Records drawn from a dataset
_ _ _

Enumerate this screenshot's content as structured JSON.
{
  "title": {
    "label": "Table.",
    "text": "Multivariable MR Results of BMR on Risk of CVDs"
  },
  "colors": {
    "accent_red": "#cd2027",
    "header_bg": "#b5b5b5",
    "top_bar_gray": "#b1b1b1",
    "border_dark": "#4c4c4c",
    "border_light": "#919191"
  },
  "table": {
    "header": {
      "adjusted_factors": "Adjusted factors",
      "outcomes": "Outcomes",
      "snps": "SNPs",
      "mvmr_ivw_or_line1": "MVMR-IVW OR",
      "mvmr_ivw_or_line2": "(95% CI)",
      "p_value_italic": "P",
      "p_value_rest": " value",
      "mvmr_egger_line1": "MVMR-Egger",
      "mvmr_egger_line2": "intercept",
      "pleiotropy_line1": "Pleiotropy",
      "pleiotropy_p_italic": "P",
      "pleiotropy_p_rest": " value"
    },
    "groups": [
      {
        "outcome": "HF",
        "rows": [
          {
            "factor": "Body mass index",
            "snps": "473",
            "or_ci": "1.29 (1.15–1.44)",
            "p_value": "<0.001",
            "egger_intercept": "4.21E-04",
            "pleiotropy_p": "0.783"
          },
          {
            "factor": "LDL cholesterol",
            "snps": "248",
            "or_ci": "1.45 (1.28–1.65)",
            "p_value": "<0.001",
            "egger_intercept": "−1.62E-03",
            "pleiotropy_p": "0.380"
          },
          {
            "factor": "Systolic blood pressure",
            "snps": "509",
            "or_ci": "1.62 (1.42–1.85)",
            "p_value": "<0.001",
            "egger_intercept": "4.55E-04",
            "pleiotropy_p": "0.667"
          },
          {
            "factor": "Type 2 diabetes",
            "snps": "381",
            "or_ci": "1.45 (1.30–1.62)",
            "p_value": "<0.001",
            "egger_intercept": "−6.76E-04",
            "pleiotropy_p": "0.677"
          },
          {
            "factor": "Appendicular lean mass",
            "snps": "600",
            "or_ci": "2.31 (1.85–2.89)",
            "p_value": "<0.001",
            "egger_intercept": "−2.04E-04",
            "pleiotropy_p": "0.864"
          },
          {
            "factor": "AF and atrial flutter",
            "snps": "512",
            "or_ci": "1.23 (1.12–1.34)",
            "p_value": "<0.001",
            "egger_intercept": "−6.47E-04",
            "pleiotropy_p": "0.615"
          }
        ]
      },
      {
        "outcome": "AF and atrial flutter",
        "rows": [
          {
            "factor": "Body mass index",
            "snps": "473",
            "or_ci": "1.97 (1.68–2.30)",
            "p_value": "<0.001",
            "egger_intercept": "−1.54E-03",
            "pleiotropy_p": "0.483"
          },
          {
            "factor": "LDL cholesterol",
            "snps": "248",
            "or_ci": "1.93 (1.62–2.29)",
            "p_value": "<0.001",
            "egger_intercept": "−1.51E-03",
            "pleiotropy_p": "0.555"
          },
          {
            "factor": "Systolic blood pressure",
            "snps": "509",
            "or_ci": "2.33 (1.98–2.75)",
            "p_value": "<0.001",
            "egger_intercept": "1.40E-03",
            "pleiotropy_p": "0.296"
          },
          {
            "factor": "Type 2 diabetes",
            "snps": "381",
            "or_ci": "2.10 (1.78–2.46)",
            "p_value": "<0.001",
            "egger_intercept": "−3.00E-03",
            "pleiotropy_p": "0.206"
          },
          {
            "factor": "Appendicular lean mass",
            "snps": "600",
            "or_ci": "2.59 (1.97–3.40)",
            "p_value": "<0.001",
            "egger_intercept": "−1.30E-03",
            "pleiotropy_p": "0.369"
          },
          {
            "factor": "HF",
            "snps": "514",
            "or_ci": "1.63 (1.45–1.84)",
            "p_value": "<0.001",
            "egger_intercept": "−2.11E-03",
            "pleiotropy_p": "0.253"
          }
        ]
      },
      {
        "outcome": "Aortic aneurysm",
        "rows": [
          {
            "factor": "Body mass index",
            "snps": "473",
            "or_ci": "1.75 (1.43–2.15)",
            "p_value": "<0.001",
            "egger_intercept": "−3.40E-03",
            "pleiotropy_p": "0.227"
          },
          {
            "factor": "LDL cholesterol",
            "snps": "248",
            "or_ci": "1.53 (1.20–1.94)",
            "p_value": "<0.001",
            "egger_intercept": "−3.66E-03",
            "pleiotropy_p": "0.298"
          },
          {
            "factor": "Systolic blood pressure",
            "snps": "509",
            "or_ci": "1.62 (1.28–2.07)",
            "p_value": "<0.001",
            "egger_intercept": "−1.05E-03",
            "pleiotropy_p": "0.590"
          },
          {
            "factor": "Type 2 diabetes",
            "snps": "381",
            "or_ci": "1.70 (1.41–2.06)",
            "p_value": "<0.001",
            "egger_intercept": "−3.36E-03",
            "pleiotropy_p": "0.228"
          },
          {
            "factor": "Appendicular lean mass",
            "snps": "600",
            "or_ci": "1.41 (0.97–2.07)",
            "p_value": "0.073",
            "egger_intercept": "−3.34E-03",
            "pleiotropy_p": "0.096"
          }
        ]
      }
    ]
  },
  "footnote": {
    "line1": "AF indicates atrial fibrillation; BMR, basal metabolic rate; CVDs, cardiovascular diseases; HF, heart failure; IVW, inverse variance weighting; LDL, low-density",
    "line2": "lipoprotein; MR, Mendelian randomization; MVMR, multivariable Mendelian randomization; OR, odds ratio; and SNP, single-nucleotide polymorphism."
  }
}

_ _ _

### Problem to solve
The full set of entries above should be given again exactly.

### Written reply
Enumerate this screenshot's content as structured JSON.
{
  "title": {
    "label": "Table.",
    "text": "Multivariable MR Results of BMR on Risk of CVDs"
  },
  "colors": {
    "accent_red": "#cd2027",
    "header_bg": "#b5b5b5",
    "top_bar_gray": "#b1b1b1",
    "border_dark": "#4c4c4c",
    "border_light": "#919191"
  },
  "table": {
    "header": {
      "adjusted_factors": "Adjusted factors",
      "outcomes": "Outcomes",
      "snps": "SNPs",
      "mvmr_ivw_or_line1": "MVMR-IVW OR",
      "mvmr_ivw_or_line2": "(95% CI)",
      "p_value_italic": "P",
      "p_value_rest": " value",
      "mvmr_egger_line1": "MVMR-Egger",
      "mvmr_egger_line2": "intercept",
      "pleiotropy_line1": "Pleiotropy",
      "pleiotropy_p_italic": "P",
      "pleiotropy_p_rest": " value"
    },
    "groups": [
      {
        "outcome": "HF",
        "rows": [
          {
            "factor": "Body mass index",
            "snps": "473",
            "or_ci": "1.29 (1.15–1.44)",
            "p_value": "<0.001",
            "egger_intercept": "4.21E-04",
            "pleiotropy_p": "0.783"
          },
          {
            "factor": "LDL cholesterol",
            "snps": "248",
            "or_ci": "1.45 (1.28–1.65)",
            "p_value": "<0.001",
            "egger_intercept": "−1.62E-03",
            "pleiotropy_p": "0.380"
          },
          {
            "factor": "Systolic blood pressure",
            "snps": "509",
            "or_ci": "1.62 (1.42–1.85)",
            "p_value": "<0.001",
            "egger_intercept": "4.55E-04",
            "pleiotropy_p": "0.667"
          },
          {
            "factor": "Type 2 diabetes",
            "snps": "381",
            "or_ci": "1.45 (1.30–1.62)",
            "p_value": "<0.001",
            "egger_intercept": "−6.76E-04",
            "pleiotropy_p": "0.677"
          },
          {
            "factor": "Appendicular lean mass",
            "snps": "600",
            "or_ci": "2.31 (1.85–2.89)",
            "p_value": "<0.001",
            "egger_intercept": "−2.04E-04",
            "pleiotropy_p": "0.864"
          },
          {
            "factor": "AF and atrial flutter",
            "snps": "512",
            "or_ci": "1.23 (1.12–1.34)",
            "p_value": "<0.001",
            "egger_intercept": "−6.47E-04",
            "pleiotropy_p": "0.615"
          }
        ]
      },
      {
        "outcome": "AF and atrial flutter",
        "rows": [
          {
            "factor": "Body mass index",
            "snps": "473",
            "or_ci": "1.97 (1.68–2.30)",
            "p_value": "<0.001",
            "egger_intercept": "−1.54E-03",
            "pleiotropy_p": "0.483"
          },
          {
            "factor": "LDL cholesterol",
            "snps": "248",
            "or_ci": "1.93 (1.62–2.29)",
            "p_value": "<0.001",
            "egger_intercept": "−1.51E-03",
            "pleiotropy_p": "0.555"
          },
          {
            "factor": "Systolic blood pressure",
            "snps": "509",
            "or_ci": "2.33 (1.98–2.75)",
            "p_value": "<0.001",
            "egger_intercept": "1.40E-03",
            "pleiotropy_p": "0.296"
          },
          {
            "factor": "Type 2 diabetes",
            "snps": "381",
            "or_ci": "2.10 (1.78–2.46)",
            "p_value": "<0.001",
            "egger_intercept": "−3.00E-03",
            "pleiotropy_p": "0.206"
          },
          {
            "factor": "Appendicular lean mass",
            "snps": "600",
            "or_ci": "2.59 (1.97–3.40)",
            "p_value": "<0.001",
            "egger_intercept": "−1.30E-03",
            "pleiotropy_p": "0.369"
          },
          {
            "factor": "HF",
            "snps": "514",
            "or_ci": "1.63 (1.45–1.84)",
            "p_value": "<0.001",
            "egger_intercept": "−2.11E-03",
            "pleiotropy_p": "0.253"
          }
        ]
      },
      {
        "outcome": "Aortic aneurysm",
        "rows": [
          {
            "factor": "Body mass index",
            "snps": "473",
            "or_ci": "1.75 (1.43–2.15)",
            "p_value": "<0.001",
            "egger_intercept": "−3.40E-03",
            "pleiotropy_p": "0.227"
          },
          {
            "factor": "LDL cholesterol",
            "snps": "248",
            "or_ci": "1.53 (1.20–1.94)",
            "p_value": "<0.001",
            "egger_intercept": "−3.66E-03",
            "pleiotropy_p": "0.298"
          },
          {
            "factor": "Systolic blood pressure",
            "snps": "509",
            "or_ci": "1.62 (1.28–2.07)",
            "p_value": "<0.001",
            "egger_intercept": "−1.05E-03",
            "pleiotropy_p": "0.590"
          },
          {
            "factor": "Type 2 diabetes",
            "snps": "381",
            "or_ci": "1.70 (1.41–2.06)",
            "p_value": "<0.001",
            "egger_intercept": "−3.36E-03",
            "pleiotropy_p": "0.228"
          },
          {
            "factor": "Appendicular lean mass",
            "snps": "600",
            "or_ci": "1.41 (0.97–2.07)",
            "p_value": "0.073",
            "egger_intercept": "−3.34E-03",
            "pleiotropy_p": "0.096"
          }
        ]
      }
    ]
  },
  "footnote": {
    "line1": "AF indicates atrial fibrillation; BMR, basal metabolic rate; CVDs, cardiovascular diseases; HF, heart failure; IVW, inverse variance weighting; LDL, low-density",
    "line2": "lipoprotein; MR, Mendelian randomization; MVMR, multivariable Mendelian randomization; OR, odds ratio; and SNP, single-nucleotide polymorphism."
  }
}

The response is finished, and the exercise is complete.